→ EXTRACTED TEXT:
───
Lotter: Identifying expected behaviors in a bank’s policies is only half the battle. Figuring out how to implement and monitor policies can be a challenge. How should a bank match a rule to a policy, then implement the rule? What’s the best way to monitor behaviors to ensure they are consistent with the rule? With an ever growing number of customers capturing checks remotely and the rapid adoption of mobile deposit, homegrown systems for monitoring behaviors are no longer adequate. On top of that, outdated systems require more resources to manage. Until banks feel comfortable proving they can “keep an eye on everyone” to auditors, they are reluctant to add new users to remote capture.
BS&T: What steps need to be taken to address those pain points?
Lotter: Banks can offer RDC to the masses in a controlled, responsible manner that fulfills auditors’ expectations by leveraging technology. Automation technology can help banks identify rules, monitor deposits, and notify those companies that fall outside the expected behaviors.
BS&T: Now that RDC has grown in the industry and many banks have a good deal of maturity with it, what are some ways that banks can improve on the policies and procedures they have in place to both meet compliance, and maybe go beyond compliance in risk management?
Lotter: Now that we know how remote capture is used to perpetrate fraud, banks can use their own experience as well as the experience of their peers to fine-tune their rules, focusing on known risky behaviors. Participating in internal policy and procedure reviews has also proven to be an effective way to stay up to date and compliant.
Before, banks were casting too wide a net because they didn’t know what they didn’t know. Today, banks can better tailor their risk monitoring to capture only those behaviors that are indicative of potential fraud.
BS&T: Do you see that banks can be challenged sometimes in balancing customer experience and risk management in RDC?
Lotter: Absolutely. Consumers might not understand why they can deposit a $150 check via mobile deposit, but they have to take a $3,000 check into the branch. Business customers might not understand why they can only deposit up to $10,000 a day. After all, they are trying to deposit money, not borrow it. To meet compliance and accommodate user experience, banks must be flexible with their rules.
───
→ RECORDS SHOWN:

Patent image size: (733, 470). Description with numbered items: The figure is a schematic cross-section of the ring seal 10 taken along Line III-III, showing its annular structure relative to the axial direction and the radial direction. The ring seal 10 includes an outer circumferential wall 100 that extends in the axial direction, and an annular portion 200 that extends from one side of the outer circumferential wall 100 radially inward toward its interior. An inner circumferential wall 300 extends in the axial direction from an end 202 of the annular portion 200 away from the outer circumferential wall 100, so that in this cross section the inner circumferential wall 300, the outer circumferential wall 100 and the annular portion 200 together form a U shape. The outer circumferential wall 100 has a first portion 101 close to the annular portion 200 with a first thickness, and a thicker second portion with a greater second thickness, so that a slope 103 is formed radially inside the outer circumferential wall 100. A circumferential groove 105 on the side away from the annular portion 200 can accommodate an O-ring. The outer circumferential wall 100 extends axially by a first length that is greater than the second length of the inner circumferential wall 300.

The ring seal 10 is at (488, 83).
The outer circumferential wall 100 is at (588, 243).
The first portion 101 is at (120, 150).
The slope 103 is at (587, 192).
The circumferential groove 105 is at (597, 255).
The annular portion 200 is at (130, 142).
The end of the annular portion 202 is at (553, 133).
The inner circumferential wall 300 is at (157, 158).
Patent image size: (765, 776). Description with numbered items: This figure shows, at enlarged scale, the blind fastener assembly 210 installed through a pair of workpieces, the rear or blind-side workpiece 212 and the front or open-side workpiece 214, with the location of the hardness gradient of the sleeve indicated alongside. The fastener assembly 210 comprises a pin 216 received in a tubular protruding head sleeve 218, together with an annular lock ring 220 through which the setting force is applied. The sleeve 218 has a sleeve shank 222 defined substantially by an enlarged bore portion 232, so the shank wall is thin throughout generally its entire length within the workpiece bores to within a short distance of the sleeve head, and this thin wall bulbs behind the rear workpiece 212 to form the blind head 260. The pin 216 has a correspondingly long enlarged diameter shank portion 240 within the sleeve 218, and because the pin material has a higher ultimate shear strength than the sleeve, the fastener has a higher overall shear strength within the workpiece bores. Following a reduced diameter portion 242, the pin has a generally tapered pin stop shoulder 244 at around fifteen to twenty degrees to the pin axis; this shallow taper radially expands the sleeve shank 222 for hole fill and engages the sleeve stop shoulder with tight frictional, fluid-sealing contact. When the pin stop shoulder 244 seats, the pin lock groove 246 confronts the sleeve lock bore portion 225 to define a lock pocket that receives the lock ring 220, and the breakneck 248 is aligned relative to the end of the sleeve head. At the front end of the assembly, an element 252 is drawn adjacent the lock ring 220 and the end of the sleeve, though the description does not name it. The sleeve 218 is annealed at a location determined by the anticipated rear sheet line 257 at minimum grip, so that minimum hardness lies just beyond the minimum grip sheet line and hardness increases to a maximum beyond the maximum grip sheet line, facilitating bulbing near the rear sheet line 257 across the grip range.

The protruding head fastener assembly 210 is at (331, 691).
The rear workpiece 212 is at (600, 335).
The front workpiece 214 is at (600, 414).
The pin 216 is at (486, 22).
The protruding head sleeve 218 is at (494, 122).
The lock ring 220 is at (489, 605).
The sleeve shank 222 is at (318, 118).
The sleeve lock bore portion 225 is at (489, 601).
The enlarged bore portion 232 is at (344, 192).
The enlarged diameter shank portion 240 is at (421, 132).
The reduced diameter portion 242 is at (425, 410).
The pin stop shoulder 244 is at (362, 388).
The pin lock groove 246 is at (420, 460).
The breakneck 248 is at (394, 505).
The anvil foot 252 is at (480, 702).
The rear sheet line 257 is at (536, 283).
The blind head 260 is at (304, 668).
───
→ WRITTEN PROBLEM A:
Copy the passage in the remote deposit capture interview starting at "BS&T: Now that" and ending at "in risk management?".
→ WRITTEN PROBLEM B:
Reproduce the rows verbatim, starting at the first row and ending at the row that contains "The inner circumferential wall 300 is", with both included.

→ OUTPUT A:
BS&T: Now that RDC has grown in the industry and many banks have a good deal of maturity with it, what are some ways that banks can improve on the policies and procedures they have in place to both meet compliance, and maybe go beyond compliance in risk management?

→ OUTPUT B:
Patent image size: (733, 470). Description with numbered items: The figure is a schematic cross-section of the ring seal 10 taken along Line III-III, showing its annular structure relative to the axial direction and the radial direction. The ring seal 10 includes an outer circumferential wall 100 that extends in the axial direction, and an annular portion 200 that extends from one side of the outer circumferential wall 100 radially inward toward its interior. An inner circumferential wall 300 extends in the axial direction from an end 202 of the annular portion 200 away from the outer circumferential wall 100, so that in this cross section the inner circumferential wall 300, the outer circumferential wall 100 and the annular portion 200 together form a U shape. The outer circumferential wall 100 has a first portion 101 close to the annular portion 200 with a first thickness, and a thicker second portion with a greater second thickness, so that a slope 103 is formed radially inside the outer circumferential wall 100. A circumferential groove 105 on the side away from the annular portion 200 can accommodate an O-ring. The outer circumferential wall 100 extends axially by a first length that is greater than the second length of the inner circumferential wall 300.

The ring seal 10 is at (488, 83).
The outer circumferential wall 100 is at (588, 243).
The first portion 101 is at (120, 150).
The slope 103 is at (587, 192).
The circumferential groove 105 is at (597, 255).
The annular portion 200 is at (130, 142).
The end of the annular portion 202 is at (553, 133).
The inner circumferential wall 300 is at (157, 158).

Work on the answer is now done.